#### [What is asked]
Repeat each line of the material below exactly as it appears, minus any pictures.

#### [Dataset rows]
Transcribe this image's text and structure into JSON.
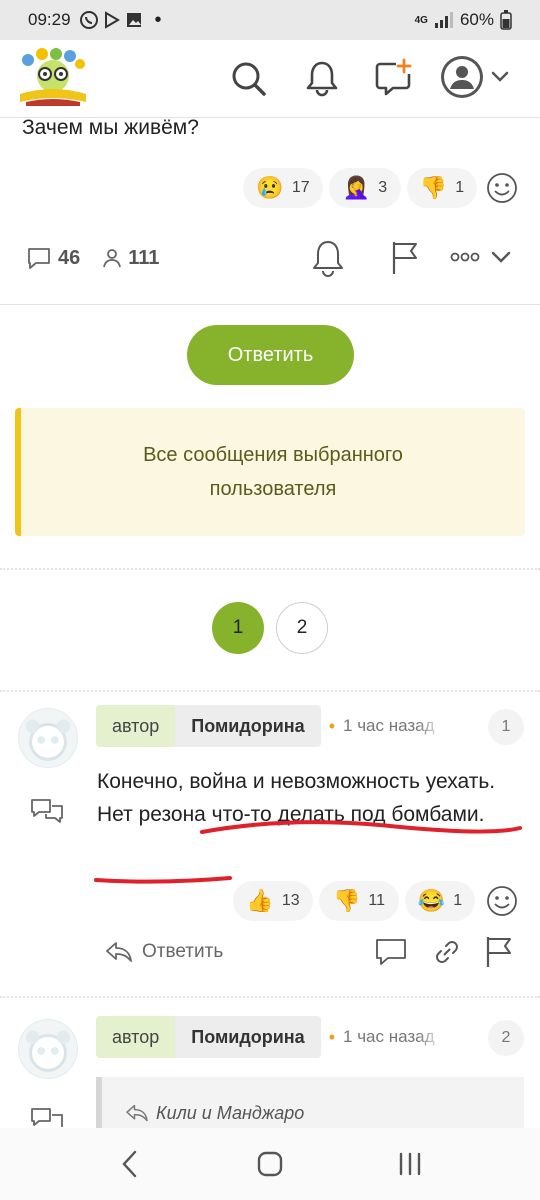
{
  "status_bar": {
    "time": "09:29",
    "network": "4G",
    "battery": "60%"
  },
  "toolbar": {
    "icons": [
      "search-icon",
      "bell-icon",
      "new-topic-icon",
      "avatar-icon",
      "chevron-down-icon"
    ]
  },
  "post": {
    "title": "Зачем мы живём?",
    "reactions": [
      {
        "emoji": "😢",
        "count": "17"
      },
      {
        "emoji": "🤦‍♀️",
        "count": "3"
      },
      {
        "emoji": "👎",
        "count": "1"
      }
    ],
    "comments_count": "46",
    "users_count": "111",
    "reply_button": "Ответить",
    "notice": "Все сообщения выбранного пользователя"
  },
  "pagination": {
    "pages": [
      "1",
      "2"
    ],
    "current": "1"
  },
  "comments": [
    {
      "author_tag": "автор",
      "author_name": "Помидорина",
      "time": "1 час назад",
      "number": "1",
      "text": "Конечно, война и невозможность уехать. Нет резона что-то делать под бомбами.",
      "reactions": [
        {
          "emoji": "👍",
          "count": "13"
        },
        {
          "emoji": "👎",
          "count": "11"
        },
        {
          "emoji": "😂",
          "count": "1"
        }
      ],
      "reply_label": "Ответить"
    },
    {
      "author_tag": "автор",
      "author_name": "Помидорина",
      "time": "1 час назад",
      "number": "2",
      "quote_author": "Кили и Манджаро"
    }
  ],
  "colors": {
    "accent_green": "#86b32b",
    "notice_bg": "#fcf7e1",
    "notice_border": "#f0c419",
    "annotation_red": "#e0202a"
  }
}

#### [Task solution]
Transcribe this image's text and structure into JSON.
{
  "status_bar": {
    "time": "09:29",
    "network": "4G",
    "battery": "60%"
  },
  "toolbar": {
    "icons": [
      "search-icon",
      "bell-icon",
      "new-topic-icon",
      "avatar-icon",
      "chevron-down-icon"
    ]
  },
  "post": {
    "title": "Зачем мы живём?",
    "reactions": [
      {
        "emoji": "😢",
        "count": "17"
      },
      {
        "emoji": "🤦‍♀️",
        "count": "3"
      },
      {
        "emoji": "👎",
        "count": "1"
      }
    ],
    "comments_count": "46",
    "users_count": "111",
    "reply_button": "Ответить",
    "notice": "Все сообщения выбранного пользователя"
  },
  "pagination": {
    "pages": [
      "1",
      "2"
    ],
    "current": "1"
  },
  "comments": [
    {
      "author_tag": "автор",
      "author_name": "Помидорина",
      "time": "1 час назад",
      "number": "1",
      "text": "Конечно, война и невозможность уехать. Нет резона что-то делать под бомбами.",
      "reactions": [
        {
          "emoji": "👍",
          "count": "13"
        },
        {
          "emoji": "👎",
          "count": "11"
        },
        {
          "emoji": "😂",
          "count": "1"
        }
      ],
      "reply_label": "Ответить"
    },
    {
      "author_tag": "автор",
      "author_name": "Помидорина",
      "time": "1 час назад",
      "number": "2",
      "quote_author": "Кили и Манджаро"
    }
  ],
  "colors": {
    "accent_green": "#86b32b",
    "notice_bg": "#fcf7e1",
    "notice_border": "#f0c419",
    "annotation_red": "#e0202a"
  }
}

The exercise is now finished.